CHALLENGE ::
Report each line in the records below that contains the string "关于恢复和扩大消费的措施", copying every such line in full.
--- begin DATA SHOWN ---
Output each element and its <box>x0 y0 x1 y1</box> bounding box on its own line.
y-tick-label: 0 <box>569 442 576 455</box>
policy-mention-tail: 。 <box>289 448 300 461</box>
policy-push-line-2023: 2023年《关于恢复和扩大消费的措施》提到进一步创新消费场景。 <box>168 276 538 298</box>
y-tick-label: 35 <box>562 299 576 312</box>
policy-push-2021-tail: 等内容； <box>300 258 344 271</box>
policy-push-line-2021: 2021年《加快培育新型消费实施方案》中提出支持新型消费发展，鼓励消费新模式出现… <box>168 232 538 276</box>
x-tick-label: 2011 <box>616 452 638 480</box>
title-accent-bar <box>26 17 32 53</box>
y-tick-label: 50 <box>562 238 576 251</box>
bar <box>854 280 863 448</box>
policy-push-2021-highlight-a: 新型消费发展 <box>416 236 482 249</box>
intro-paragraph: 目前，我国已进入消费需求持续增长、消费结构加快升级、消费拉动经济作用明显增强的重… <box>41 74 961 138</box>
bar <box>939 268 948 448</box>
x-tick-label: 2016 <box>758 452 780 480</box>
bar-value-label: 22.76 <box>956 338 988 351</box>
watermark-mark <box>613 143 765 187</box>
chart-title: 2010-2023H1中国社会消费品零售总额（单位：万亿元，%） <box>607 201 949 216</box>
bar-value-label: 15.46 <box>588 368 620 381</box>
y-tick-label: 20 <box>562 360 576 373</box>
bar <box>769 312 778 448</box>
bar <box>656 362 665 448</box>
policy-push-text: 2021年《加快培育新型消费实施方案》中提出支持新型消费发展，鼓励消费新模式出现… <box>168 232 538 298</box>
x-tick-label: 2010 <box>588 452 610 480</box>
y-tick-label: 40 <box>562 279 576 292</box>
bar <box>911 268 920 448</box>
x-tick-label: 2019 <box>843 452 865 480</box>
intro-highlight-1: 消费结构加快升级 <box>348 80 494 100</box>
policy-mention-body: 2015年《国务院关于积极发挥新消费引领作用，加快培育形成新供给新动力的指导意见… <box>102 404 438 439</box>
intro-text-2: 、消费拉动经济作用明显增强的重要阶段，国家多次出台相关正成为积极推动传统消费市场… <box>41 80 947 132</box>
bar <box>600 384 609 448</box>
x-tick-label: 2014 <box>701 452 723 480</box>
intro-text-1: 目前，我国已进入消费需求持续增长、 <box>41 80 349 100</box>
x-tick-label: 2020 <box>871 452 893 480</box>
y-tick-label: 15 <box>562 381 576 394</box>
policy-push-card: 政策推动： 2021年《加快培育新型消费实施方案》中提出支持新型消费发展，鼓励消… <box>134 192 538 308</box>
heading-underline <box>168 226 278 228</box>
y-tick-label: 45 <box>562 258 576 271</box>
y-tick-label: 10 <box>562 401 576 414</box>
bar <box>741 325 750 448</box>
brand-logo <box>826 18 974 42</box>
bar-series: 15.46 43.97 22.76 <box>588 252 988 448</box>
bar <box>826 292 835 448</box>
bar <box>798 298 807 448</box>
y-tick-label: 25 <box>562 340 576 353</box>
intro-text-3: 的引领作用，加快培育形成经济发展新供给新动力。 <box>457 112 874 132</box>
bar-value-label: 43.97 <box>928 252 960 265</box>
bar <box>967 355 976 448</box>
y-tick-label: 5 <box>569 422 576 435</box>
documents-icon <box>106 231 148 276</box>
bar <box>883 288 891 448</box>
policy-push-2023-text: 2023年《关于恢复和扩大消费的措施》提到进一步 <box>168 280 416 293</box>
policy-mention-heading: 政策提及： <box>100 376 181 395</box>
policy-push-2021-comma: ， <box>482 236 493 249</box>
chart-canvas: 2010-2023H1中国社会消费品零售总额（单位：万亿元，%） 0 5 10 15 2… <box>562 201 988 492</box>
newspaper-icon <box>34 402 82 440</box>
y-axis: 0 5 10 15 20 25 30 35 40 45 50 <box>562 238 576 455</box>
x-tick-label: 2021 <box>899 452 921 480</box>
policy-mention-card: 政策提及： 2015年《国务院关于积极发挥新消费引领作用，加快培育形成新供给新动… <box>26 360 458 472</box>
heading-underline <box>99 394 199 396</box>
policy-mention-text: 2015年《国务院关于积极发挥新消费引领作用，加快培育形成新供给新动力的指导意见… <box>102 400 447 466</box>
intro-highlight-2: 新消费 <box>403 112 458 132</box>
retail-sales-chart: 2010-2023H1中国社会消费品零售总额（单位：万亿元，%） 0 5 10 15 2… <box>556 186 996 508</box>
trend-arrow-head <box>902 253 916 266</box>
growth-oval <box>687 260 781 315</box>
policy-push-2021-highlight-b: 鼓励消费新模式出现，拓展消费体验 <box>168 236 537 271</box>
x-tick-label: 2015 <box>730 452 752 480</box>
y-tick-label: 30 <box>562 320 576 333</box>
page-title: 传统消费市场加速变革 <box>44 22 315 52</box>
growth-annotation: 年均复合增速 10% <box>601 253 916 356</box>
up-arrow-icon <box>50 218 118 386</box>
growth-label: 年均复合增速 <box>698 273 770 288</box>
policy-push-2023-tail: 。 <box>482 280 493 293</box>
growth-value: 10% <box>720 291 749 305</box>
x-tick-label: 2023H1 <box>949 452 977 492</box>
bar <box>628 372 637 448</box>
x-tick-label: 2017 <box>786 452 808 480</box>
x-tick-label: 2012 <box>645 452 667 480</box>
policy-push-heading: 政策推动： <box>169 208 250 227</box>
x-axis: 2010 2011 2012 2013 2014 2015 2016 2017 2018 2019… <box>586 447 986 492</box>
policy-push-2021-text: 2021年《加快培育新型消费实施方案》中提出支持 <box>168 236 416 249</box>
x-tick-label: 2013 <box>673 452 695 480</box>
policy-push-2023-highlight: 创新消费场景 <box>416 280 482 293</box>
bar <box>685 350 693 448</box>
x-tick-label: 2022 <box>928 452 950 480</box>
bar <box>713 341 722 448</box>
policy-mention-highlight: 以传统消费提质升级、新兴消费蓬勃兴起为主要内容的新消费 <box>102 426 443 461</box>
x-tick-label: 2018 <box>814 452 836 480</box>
--- end DATA SHOWN ---
PROBLEM SOLUTION ::
policy-push-line-2023: 2023年《关于恢复和扩大消费的措施》提到进一步创新消费场景。 <box>168 276 538 298</box>
policy-push-2023-text: 2023年《关于恢复和扩大消费的措施》提到进一步 <box>168 280 416 293</box>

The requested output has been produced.